Given request: What follows is a set of records; repeat all of them exactly.

── Data to use ──

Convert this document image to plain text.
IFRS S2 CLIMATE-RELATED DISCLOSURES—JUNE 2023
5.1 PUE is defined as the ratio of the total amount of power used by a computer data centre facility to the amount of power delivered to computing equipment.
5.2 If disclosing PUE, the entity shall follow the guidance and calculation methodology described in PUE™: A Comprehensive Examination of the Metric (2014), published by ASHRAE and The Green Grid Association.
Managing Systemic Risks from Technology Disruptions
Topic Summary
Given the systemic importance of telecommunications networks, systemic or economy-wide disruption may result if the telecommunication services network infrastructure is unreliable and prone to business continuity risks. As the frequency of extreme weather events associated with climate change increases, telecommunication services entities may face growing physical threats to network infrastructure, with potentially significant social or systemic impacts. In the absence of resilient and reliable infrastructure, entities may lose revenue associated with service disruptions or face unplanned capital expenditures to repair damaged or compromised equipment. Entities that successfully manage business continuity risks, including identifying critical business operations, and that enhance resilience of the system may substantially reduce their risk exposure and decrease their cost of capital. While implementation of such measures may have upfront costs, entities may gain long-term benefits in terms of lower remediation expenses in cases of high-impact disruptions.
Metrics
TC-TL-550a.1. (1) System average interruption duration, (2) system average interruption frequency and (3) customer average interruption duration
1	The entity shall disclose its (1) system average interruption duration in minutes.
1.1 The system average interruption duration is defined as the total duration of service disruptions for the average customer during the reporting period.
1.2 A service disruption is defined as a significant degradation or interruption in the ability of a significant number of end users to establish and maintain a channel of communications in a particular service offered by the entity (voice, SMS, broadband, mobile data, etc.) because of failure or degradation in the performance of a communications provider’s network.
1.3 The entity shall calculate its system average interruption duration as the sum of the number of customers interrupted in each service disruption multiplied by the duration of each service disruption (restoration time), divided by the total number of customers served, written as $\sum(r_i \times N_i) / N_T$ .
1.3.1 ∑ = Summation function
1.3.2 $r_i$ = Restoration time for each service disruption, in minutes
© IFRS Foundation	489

───

Written reply:
Convert this document image to plain text.
IFRS S2 CLIMATE-RELATED DISCLOSURES—JUNE 2023
5.1 PUE is defined as the ratio of the total amount of power used by a computer data centre facility to the amount of power delivered to computing equipment.
5.2 If disclosing PUE, the entity shall follow the guidance and calculation methodology described in PUE™: A Comprehensive Examination of the Metric (2014), published by ASHRAE and The Green Grid Association.
Managing Systemic Risks from Technology Disruptions
Topic Summary
Given the systemic importance of telecommunications networks, systemic or economy-wide disruption may result if the telecommunication services network infrastructure is unreliable and prone to business continuity risks. As the frequency of extreme weather events associated with climate change increases, telecommunication services entities may face growing physical threats to network infrastructure, with potentially significant social or systemic impacts. In the absence of resilient and reliable infrastructure, entities may lose revenue associated with service disruptions or face unplanned capital expenditures to repair damaged or compromised equipment. Entities that successfully manage business continuity risks, including identifying critical business operations, and that enhance resilience of the system may substantially reduce their risk exposure and decrease their cost of capital. While implementation of such measures may have upfront costs, entities may gain long-term benefits in terms of lower remediation expenses in cases of high-impact disruptions.
Metrics
TC-TL-550a.1. (1) System average interruption duration, (2) system average interruption frequency and (3) customer average interruption duration
1	The entity shall disclose its (1) system average interruption duration in minutes.
1.1 The system average interruption duration is defined as the total duration of service disruptions for the average customer during the reporting period.
1.2 A service disruption is defined as a significant degradation or interruption in the ability of a significant number of end users to establish and maintain a channel of communications in a particular service offered by the entity (voice, SMS, broadband, mobile data, etc.) because of failure or degradation in the performance of a communications provider’s network.
1.3 The entity shall calculate its system average interruption duration as the sum of the number of customers interrupted in each service disruption multiplied by the duration of each service disruption (restoration time), divided by the total number of customers served, written as $\sum(r_i \times N_i) / N_T$ .
1.3.1 ∑ = Summation function
1.3.2 $r_i$ = Restoration time for each service disruption, in minutes
© IFRS Foundation	489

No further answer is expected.